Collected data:
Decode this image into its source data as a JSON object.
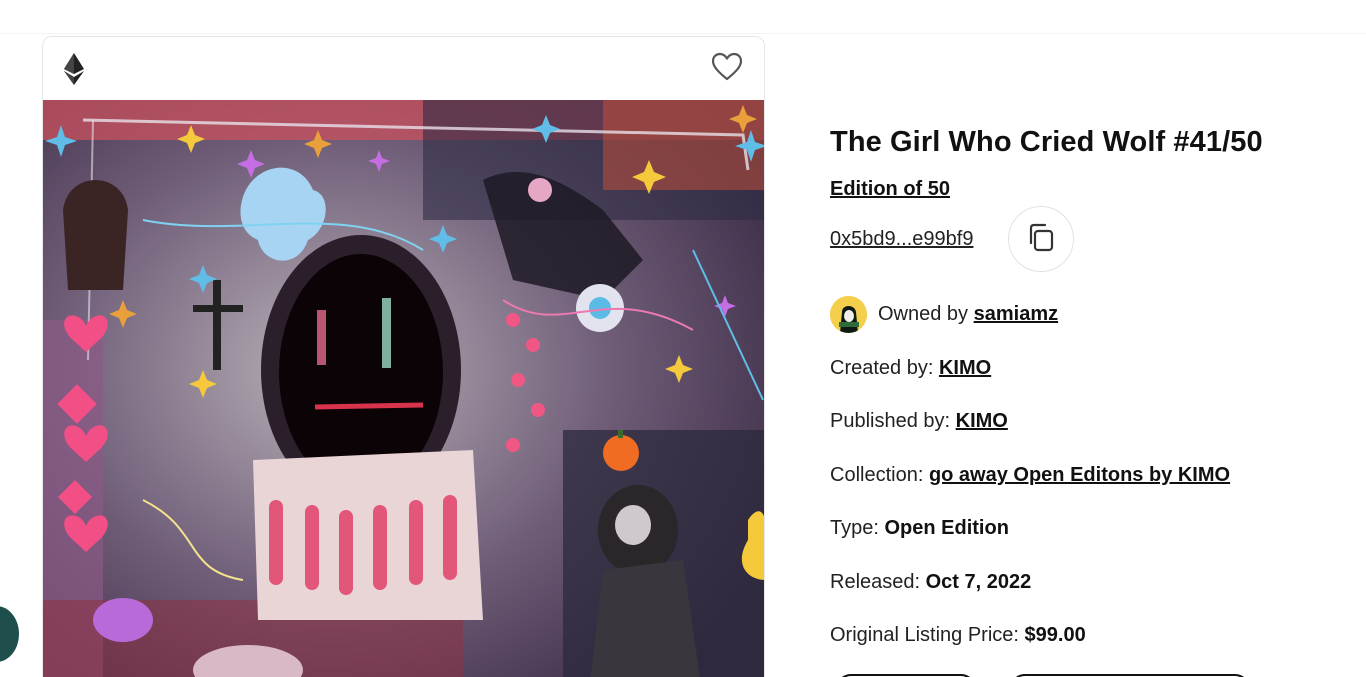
{
  "artwork": {
    "title": "The Girl Who Cried Wolf #41/50",
    "edition_label": "Edition of 50",
    "contract_address": "0x5bd9...e99bf9"
  },
  "icons": {
    "chain": "ethereum-icon",
    "favorite": "heart-icon",
    "copy": "copy-icon"
  },
  "owner": {
    "prefix": "Owned by",
    "username": "samiamz"
  },
  "details": {
    "created_by_label": "Created by:",
    "created_by": "KIMO",
    "published_by_label": "Published by:",
    "published_by": "KIMO",
    "collection_label": "Collection:",
    "collection": "go away Open Editons by KIMO",
    "type_label": "Type:",
    "type": "Open Edition",
    "released_label": "Released:",
    "released": "Oct 7, 2022",
    "price_label": "Original Listing Price:",
    "price": "$99.00"
  },
  "colors": {
    "fab": "#1f4f4d",
    "avatar_bg": "#f3cf4b"
  }
}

* _WORK TO BE COMPLETED_
All records above are to be printed exactly, minus the pictures they contain.

* _TASK RESULT_
Decode this image into its source data as a JSON object.
{
  "artwork": {
    "title": "The Girl Who Cried Wolf #41/50",
    "edition_label": "Edition of 50",
    "contract_address": "0x5bd9...e99bf9"
  },
  "icons": {
    "chain": "ethereum-icon",
    "favorite": "heart-icon",
    "copy": "copy-icon"
  },
  "owner": {
    "prefix": "Owned by",
    "username": "samiamz"
  },
  "details": {
    "created_by_label": "Created by:",
    "created_by": "KIMO",
    "published_by_label": "Published by:",
    "published_by": "KIMO",
    "collection_label": "Collection:",
    "collection": "go away Open Editons by KIMO",
    "type_label": "Type:",
    "type": "Open Edition",
    "released_label": "Released:",
    "released": "Oct 7, 2022",
    "price_label": "Original Listing Price:",
    "price": "$99.00"
  },
  "colors": {
    "fab": "#1f4f4d",
    "avatar_bg": "#f3cf4b"
  }
}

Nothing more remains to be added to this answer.